SOURCE RECORDS ▸

###

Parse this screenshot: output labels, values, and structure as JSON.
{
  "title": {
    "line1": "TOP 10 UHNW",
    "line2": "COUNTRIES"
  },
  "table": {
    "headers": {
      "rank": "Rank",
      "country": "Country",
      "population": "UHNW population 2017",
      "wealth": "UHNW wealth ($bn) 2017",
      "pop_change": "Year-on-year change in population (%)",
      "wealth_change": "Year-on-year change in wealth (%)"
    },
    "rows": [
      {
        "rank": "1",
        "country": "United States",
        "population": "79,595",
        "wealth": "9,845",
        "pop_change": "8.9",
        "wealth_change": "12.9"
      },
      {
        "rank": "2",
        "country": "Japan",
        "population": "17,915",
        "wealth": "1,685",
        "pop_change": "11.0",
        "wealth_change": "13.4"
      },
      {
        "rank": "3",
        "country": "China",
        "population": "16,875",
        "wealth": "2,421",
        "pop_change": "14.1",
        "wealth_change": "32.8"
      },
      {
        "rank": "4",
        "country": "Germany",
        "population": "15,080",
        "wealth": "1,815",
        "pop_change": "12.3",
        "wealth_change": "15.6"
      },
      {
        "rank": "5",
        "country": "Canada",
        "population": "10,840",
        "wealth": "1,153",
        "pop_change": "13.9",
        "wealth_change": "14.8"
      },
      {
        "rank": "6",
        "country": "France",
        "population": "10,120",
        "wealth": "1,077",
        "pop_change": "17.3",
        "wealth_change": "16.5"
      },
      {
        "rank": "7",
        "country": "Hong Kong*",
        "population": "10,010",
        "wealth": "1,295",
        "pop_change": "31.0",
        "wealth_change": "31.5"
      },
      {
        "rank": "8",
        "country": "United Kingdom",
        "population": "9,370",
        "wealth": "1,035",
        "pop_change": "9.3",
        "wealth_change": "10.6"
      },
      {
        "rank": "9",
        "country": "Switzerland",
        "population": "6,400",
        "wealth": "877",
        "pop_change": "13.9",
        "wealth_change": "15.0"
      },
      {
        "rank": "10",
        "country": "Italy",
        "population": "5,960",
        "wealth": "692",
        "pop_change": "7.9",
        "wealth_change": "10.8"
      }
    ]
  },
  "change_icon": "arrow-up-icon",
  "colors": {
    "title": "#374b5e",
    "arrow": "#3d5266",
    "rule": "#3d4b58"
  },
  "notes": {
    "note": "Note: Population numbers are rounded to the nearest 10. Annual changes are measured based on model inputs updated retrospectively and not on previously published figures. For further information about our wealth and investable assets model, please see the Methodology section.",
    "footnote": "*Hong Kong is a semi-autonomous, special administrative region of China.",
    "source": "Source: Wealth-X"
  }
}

###

Make a verbatim copy of every entry shown above.

Parse this screenshot: output labels, values, and structure as JSON.
{
  "title": {
    "line1": "TOP 10 UHNW",
    "line2": "COUNTRIES"
  },
  "table": {
    "headers": {
      "rank": "Rank",
      "country": "Country",
      "population": "UHNW population 2017",
      "wealth": "UHNW wealth ($bn) 2017",
      "pop_change": "Year-on-year change in population (%)",
      "wealth_change": "Year-on-year change in wealth (%)"
    },
    "rows": [
      {
        "rank": "1",
        "country": "United States",
        "population": "79,595",
        "wealth": "9,845",
        "pop_change": "8.9",
        "wealth_change": "12.9"
      },
      {
        "rank": "2",
        "country": "Japan",
        "population": "17,915",
        "wealth": "1,685",
        "pop_change": "11.0",
        "wealth_change": "13.4"
      },
      {
        "rank": "3",
        "country": "China",
        "population": "16,875",
        "wealth": "2,421",
        "pop_change": "14.1",
        "wealth_change": "32.8"
      },
      {
        "rank": "4",
        "country": "Germany",
        "population": "15,080",
        "wealth": "1,815",
        "pop_change": "12.3",
        "wealth_change": "15.6"
      },
      {
        "rank": "5",
        "country": "Canada",
        "population": "10,840",
        "wealth": "1,153",
        "pop_change": "13.9",
        "wealth_change": "14.8"
      },
      {
        "rank": "6",
        "country": "France",
        "population": "10,120",
        "wealth": "1,077",
        "pop_change": "17.3",
        "wealth_change": "16.5"
      },
      {
        "rank": "7",
        "country": "Hong Kong*",
        "population": "10,010",
        "wealth": "1,295",
        "pop_change": "31.0",
        "wealth_change": "31.5"
      },
      {
        "rank": "8",
        "country": "United Kingdom",
        "population": "9,370",
        "wealth": "1,035",
        "pop_change": "9.3",
        "wealth_change": "10.6"
      },
      {
        "rank": "9",
        "country": "Switzerland",
        "population": "6,400",
        "wealth": "877",
        "pop_change": "13.9",
        "wealth_change": "15.0"
      },
      {
        "rank": "10",
        "country": "Italy",
        "population": "5,960",
        "wealth": "692",
        "pop_change": "7.9",
        "wealth_change": "10.8"
      }
    ]
  },
  "change_icon": "arrow-up-icon",
  "colors": {
    "title": "#374b5e",
    "arrow": "#3d5266",
    "rule": "#3d4b58"
  },
  "notes": {
    "note": "Note: Population numbers are rounded to the nearest 10. Annual changes are measured based on model inputs updated retrospectively and not on previously published figures. For further information about our wealth and investable assets model, please see the Methodology section.",
    "footnote": "*Hong Kong is a semi-autonomous, special administrative region of China.",
    "source": "Source: Wealth-X"
  }
}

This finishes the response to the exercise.